:: PAGE TEXT ::
☆ ☆ ☆ ☆

KANBrief 2/13

From industry to the standard – and back again

Christoph Preusse, head of the Occupational Safety Department at the German Social Accident Insurance Institution for the woodworking and metalworking industries and Chairman of ISO/TC 199, "Safety of machinery", explains how the wealth of experience gained by the German Social Accident Insurance Institutions in the course of their preventive work can be used on as many levels as possible to improve occupational safety.

How are industrial practice and prevention linked, and how is knowledge transferred between the two?

In order for information to flow, it is crucial for all the experts involved to be closely networked. At company level, these experts particularly include the OSH professionals, the company physicians, and also members of works councils and management personnel. Their direct contacts at the German Social Accident Insurance Institutions are the labour inspectors, who in turn can call upon in-house specialists who are organized in groups along subject lines. These groups are in close contact with the expert committees at the DGUV, which are responsible for cross-sector issues. The expert committees draw up positions which can then be submitted to the standardization process. The process thus comes full circle: the standard serves as a basis for the design and testing of work equipment, and thus in turn has an impact within companies.

☆ ☆ ☆ ☆

:: DATA EXTRACT ::
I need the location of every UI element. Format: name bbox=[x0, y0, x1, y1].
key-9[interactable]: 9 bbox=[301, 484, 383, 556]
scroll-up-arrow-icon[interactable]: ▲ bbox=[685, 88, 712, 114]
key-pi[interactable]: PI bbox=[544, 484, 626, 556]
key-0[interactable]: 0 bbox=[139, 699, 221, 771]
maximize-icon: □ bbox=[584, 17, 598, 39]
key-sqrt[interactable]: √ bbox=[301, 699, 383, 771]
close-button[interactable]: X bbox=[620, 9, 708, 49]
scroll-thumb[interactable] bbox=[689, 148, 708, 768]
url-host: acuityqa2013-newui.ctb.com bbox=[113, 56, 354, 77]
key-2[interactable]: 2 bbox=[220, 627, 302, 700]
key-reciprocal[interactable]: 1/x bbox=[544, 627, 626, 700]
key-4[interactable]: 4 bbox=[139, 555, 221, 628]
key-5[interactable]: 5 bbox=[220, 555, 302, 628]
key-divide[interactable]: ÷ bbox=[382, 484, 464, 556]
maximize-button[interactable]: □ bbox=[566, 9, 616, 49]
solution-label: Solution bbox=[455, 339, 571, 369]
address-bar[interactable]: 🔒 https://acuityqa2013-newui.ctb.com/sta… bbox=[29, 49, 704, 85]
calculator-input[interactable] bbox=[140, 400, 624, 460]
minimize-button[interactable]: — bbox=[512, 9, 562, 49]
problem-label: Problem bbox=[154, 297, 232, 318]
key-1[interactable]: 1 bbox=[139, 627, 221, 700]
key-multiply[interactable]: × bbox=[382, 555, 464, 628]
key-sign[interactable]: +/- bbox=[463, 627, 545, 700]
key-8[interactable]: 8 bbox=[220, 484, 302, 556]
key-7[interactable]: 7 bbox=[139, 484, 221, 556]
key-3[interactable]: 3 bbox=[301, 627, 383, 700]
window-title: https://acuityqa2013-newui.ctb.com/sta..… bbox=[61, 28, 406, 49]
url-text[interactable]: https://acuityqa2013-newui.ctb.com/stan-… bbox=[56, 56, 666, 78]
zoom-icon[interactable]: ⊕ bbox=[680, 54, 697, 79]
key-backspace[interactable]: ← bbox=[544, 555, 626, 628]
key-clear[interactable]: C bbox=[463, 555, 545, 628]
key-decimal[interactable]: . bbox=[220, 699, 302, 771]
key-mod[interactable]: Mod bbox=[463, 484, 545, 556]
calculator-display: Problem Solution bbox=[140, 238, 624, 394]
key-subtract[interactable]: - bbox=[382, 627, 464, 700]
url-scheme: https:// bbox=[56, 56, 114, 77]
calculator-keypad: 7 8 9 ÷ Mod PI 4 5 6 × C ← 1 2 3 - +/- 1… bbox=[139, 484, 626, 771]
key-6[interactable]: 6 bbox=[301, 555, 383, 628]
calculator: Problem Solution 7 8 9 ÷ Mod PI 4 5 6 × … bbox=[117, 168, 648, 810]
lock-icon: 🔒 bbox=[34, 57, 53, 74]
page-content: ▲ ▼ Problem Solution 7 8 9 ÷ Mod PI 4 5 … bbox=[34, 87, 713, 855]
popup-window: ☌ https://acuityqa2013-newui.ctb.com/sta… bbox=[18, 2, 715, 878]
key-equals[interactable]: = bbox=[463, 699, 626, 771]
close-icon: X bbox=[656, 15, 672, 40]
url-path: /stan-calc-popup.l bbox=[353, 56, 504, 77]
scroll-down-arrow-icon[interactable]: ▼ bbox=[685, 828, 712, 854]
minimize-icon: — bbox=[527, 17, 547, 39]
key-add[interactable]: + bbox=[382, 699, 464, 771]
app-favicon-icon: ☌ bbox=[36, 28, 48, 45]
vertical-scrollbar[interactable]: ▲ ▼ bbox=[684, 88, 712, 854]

☆ ☆ ☆ ☆

:: WORK ITEM ::
Pick up the interview on occupational safety and standardization after its last sentence and continue it.

:: ANSWER TO THE PROBLEM ::
Why is the German Social Accident Insurance particularly suited to assuring this transfer?

Our advantage is our close contacts with industry. Owing to our inspection work, we are familiar with the challenges and issues facing companies on the ground. Our testing and certification bodies are familiar with the products, are able to advise manufacturers concerning technical issues, and can support purchasers in the selection of safe products.

How do you validate the information received from the companies in order to produce a viable position from it?

Accident statistics may be a first point of reference, but being mere numerical data, they are a purely quantitative element. Deriving direct measures from them is simply not possible in the majority of cases. Only a precise evaluation of each individual accident investigation report in the discipline concerned can reveal the hazards that ultimately caused the accident, and what measures had been taken to counter them.

This information is supplemented by the findings from precise analysis of the events leading to the accident and the actual industrial environment. Factors such as plant organization, work equipment, the state of the art and the level of training are considered in this context. The information gained in this way forms the basis for the generation of test principles, rules for companies, and participation in standards committee work.

Standardization is an expensive business. Does the investment pay off?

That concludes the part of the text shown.